Provided records ▸
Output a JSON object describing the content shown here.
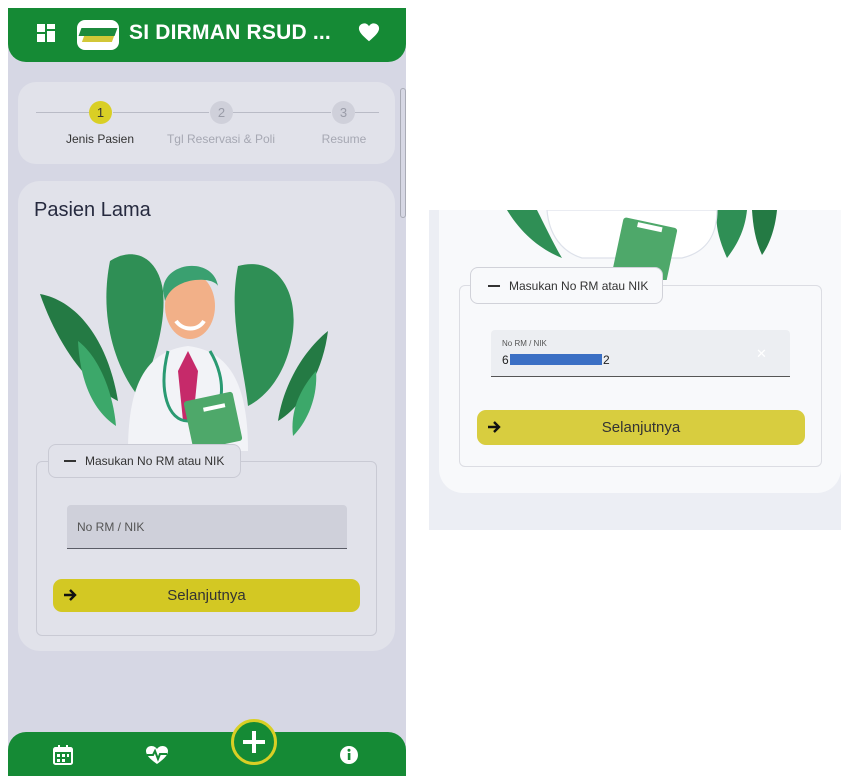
{
  "app": {
    "title": "SI DIRMAN RSUD ...",
    "icons": {
      "menu": "dashboard-grid-icon",
      "favorite": "heart-icon",
      "logo": "hospital-logo"
    }
  },
  "stepper": {
    "steps": [
      {
        "number": "1",
        "label": "Jenis Pasien",
        "active": true
      },
      {
        "number": "2",
        "label": "Tgl Reservasi & Poli",
        "active": false
      },
      {
        "number": "3",
        "label": "Resume",
        "active": false
      }
    ]
  },
  "main": {
    "title": "Pasien Lama",
    "illustration": "doctor-illustration",
    "form": {
      "legend": "Masukan No RM atau NIK",
      "input_placeholder": "No RM / NIK",
      "next_label": "Selanjutnya"
    }
  },
  "bottom_nav": {
    "items": [
      {
        "icon": "calendar-icon"
      },
      {
        "icon": "heartbeat-icon"
      },
      {
        "icon": "plus-icon"
      },
      {
        "icon": "info-icon"
      }
    ]
  },
  "zoomed": {
    "form": {
      "legend": "Masukan No RM atau NIK",
      "input_label": "No RM / NIK",
      "input_value_start": "6",
      "input_value_end": "2",
      "next_label": "Selanjutnya"
    }
  },
  "colors": {
    "brand_green": "#158a35",
    "accent_yellow": "#d3c823",
    "page_bg": "#d6d7e4",
    "card_bg": "#e1e2ea"
  }
}
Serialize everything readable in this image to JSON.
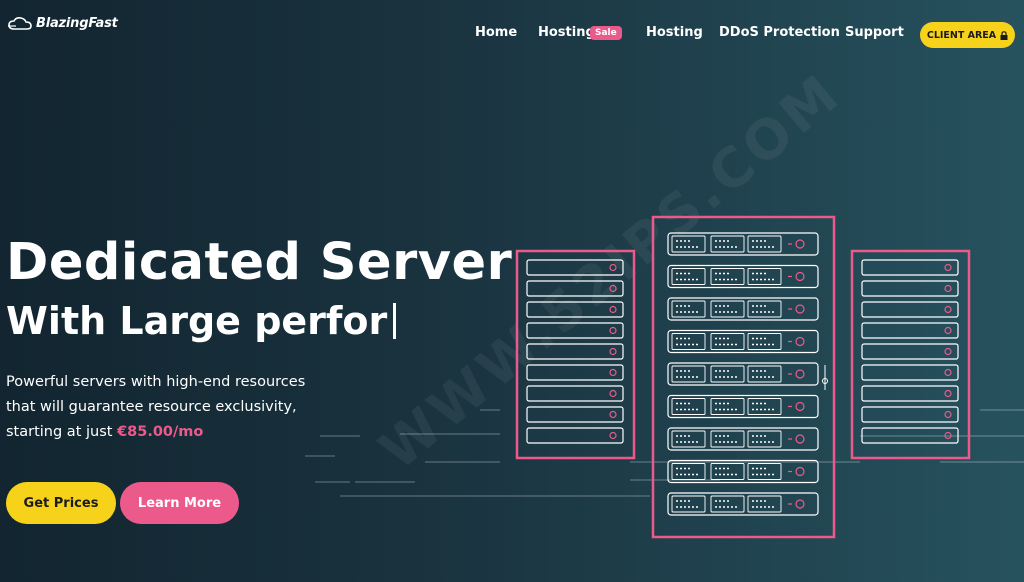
{
  "brand": {
    "name": "BlazingFast"
  },
  "nav": {
    "items": [
      {
        "label": "Home"
      },
      {
        "label": "Hosting",
        "badge": "Sale"
      },
      {
        "label": "Hosting"
      },
      {
        "label": "DDoS Protection"
      },
      {
        "label": "Support"
      }
    ],
    "client_area": "CLIENT AREA",
    "client_area_icon": "lock-icon"
  },
  "hero": {
    "title": "Dedicated Server",
    "subtitle": "With Large perfor",
    "desc_line1": "Powerful servers with high-end resources",
    "desc_line2": "that will guarantee resource exclusivity,",
    "desc_line3_prefix": "starting at just ",
    "price": "€85.00/mo",
    "btn_prices": "Get Prices",
    "btn_learn": "Learn More"
  },
  "watermark": "WWW.52IPS.COM",
  "colors": {
    "accent_yellow": "#f7d21b",
    "accent_pink": "#ec5a8c"
  }
}
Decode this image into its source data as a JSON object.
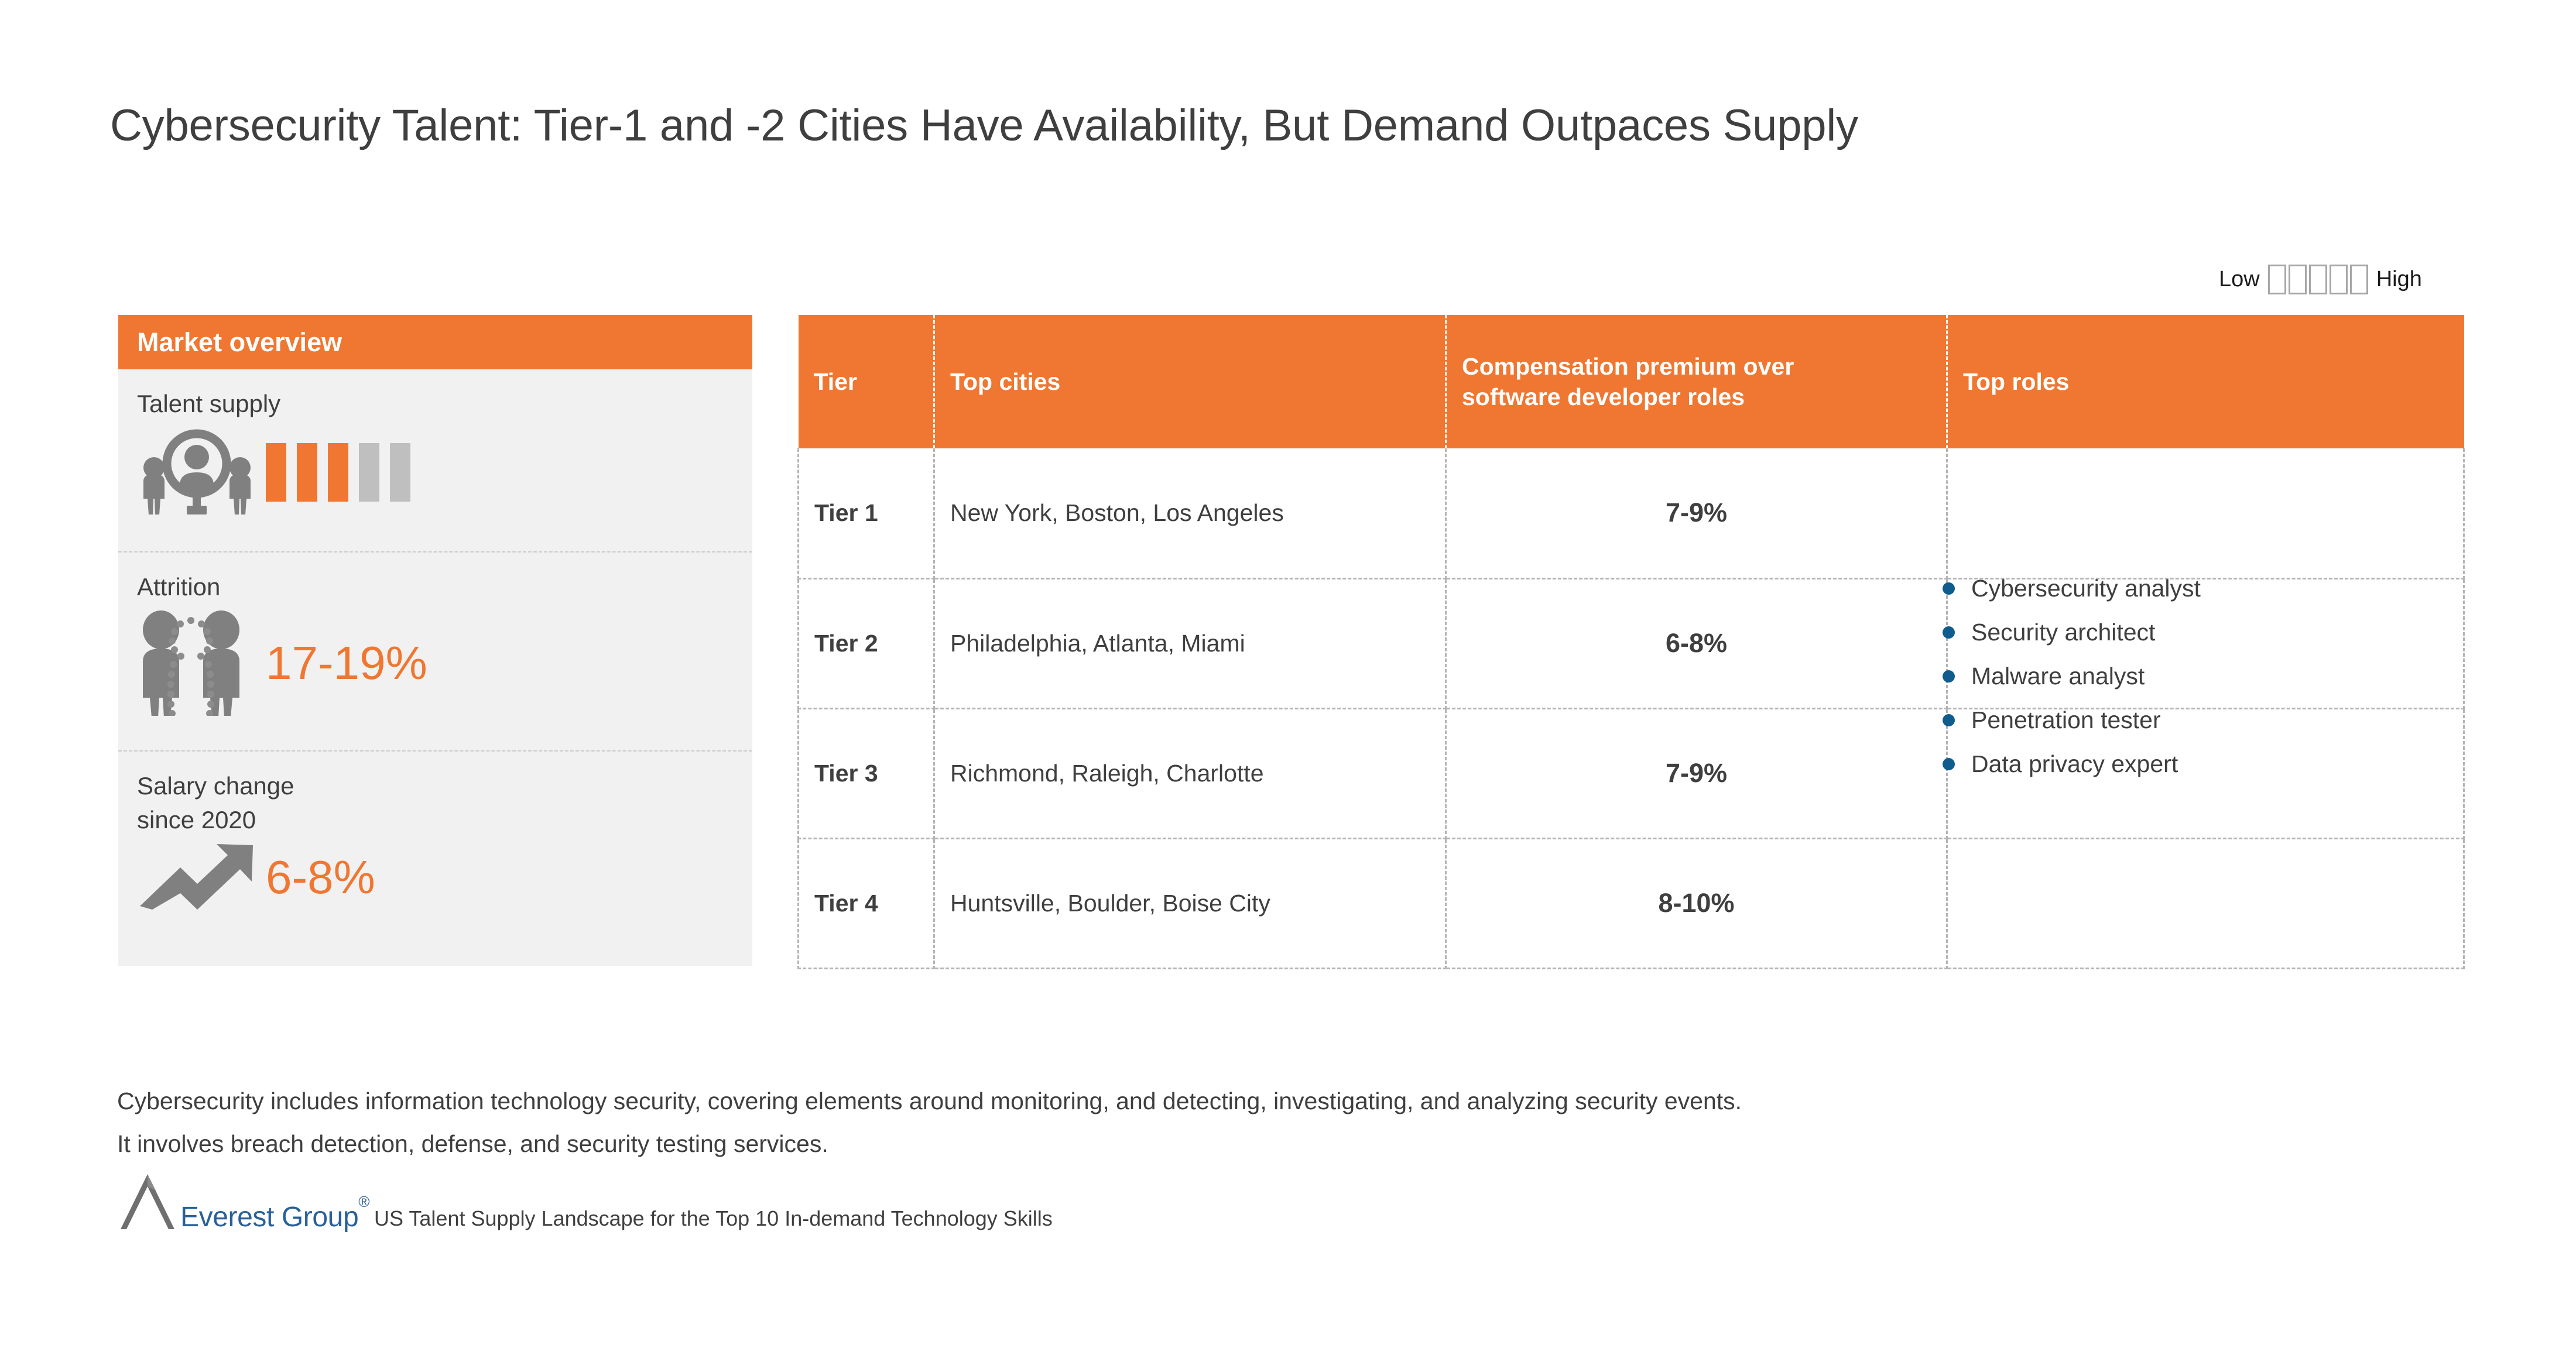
{
  "page": {
    "title": "Cybersecurity Talent: Tier-1 and -2 Cities Have Availability, But Demand Outpaces Supply"
  },
  "legend": {
    "low_label": "Low",
    "high_label": "High",
    "box_count": 5
  },
  "market_overview": {
    "header": "Market overview",
    "talent_supply": {
      "label": "Talent supply",
      "filled_bars": 3,
      "total_bars": 5,
      "icon": "people-magnifier-icon"
    },
    "attrition": {
      "label": "Attrition",
      "value": "17-19%",
      "icon": "attrition-people-icon"
    },
    "salary_change": {
      "label": "Salary change\nsince 2020",
      "label_line1": "Salary change",
      "label_line2": "since 2020",
      "value": "6-8%",
      "icon": "trend-up-arrow-icon"
    }
  },
  "table": {
    "headers": {
      "tier": "Tier",
      "top_cities": "Top cities",
      "compensation": "Compensation premium over software developer roles",
      "compensation_line1": "Compensation premium over",
      "compensation_line2": "software developer roles",
      "top_roles": "Top roles"
    },
    "rows": [
      {
        "tier": "Tier 1",
        "cities": "New York, Boston, Los Angeles",
        "premium": "7-9%"
      },
      {
        "tier": "Tier 2",
        "cities": "Philadelphia, Atlanta, Miami",
        "premium": "6-8%"
      },
      {
        "tier": "Tier 3",
        "cities": "Richmond, Raleigh, Charlotte",
        "premium": "7-9%"
      },
      {
        "tier": "Tier 4",
        "cities": "Huntsville, Boulder, Boise City",
        "premium": "8-10%"
      }
    ],
    "top_roles": [
      "Cybersecurity analyst",
      "Security architect",
      "Malware analyst",
      "Penetration tester",
      "Data privacy expert"
    ]
  },
  "footnote": {
    "line1": "Cybersecurity includes information technology security, covering elements around monitoring, and detecting, investigating, and analyzing security events.",
    "line2": "It involves breach detection, defense, and security testing services."
  },
  "source": {
    "brand": "Everest Group",
    "registered_mark": "®",
    "text": "US Talent Supply Landscape for the Top 10 In-demand Technology Skills"
  },
  "colors": {
    "accent_orange": "#F07731",
    "panel_gray": "#F1F1F1",
    "bar_gray": "#BFBFBF",
    "bullet_blue": "#0F5C8D",
    "text_dark": "#3F3F3F",
    "brand_blue": "#2A6099"
  }
}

Goal ▸ Search the data above for lines holding "Tier" and copy each of them.

The solution ▸
    "title": "Cybersecurity Talent: Tier-1 and -2 Cities Have Availability, But Demand Outpaces Supply"
      "tier": "Tier",
        "tier": "Tier 1",
        "tier": "Tier 2",
        "tier": "Tier 3",
        "tier": "Tier 4",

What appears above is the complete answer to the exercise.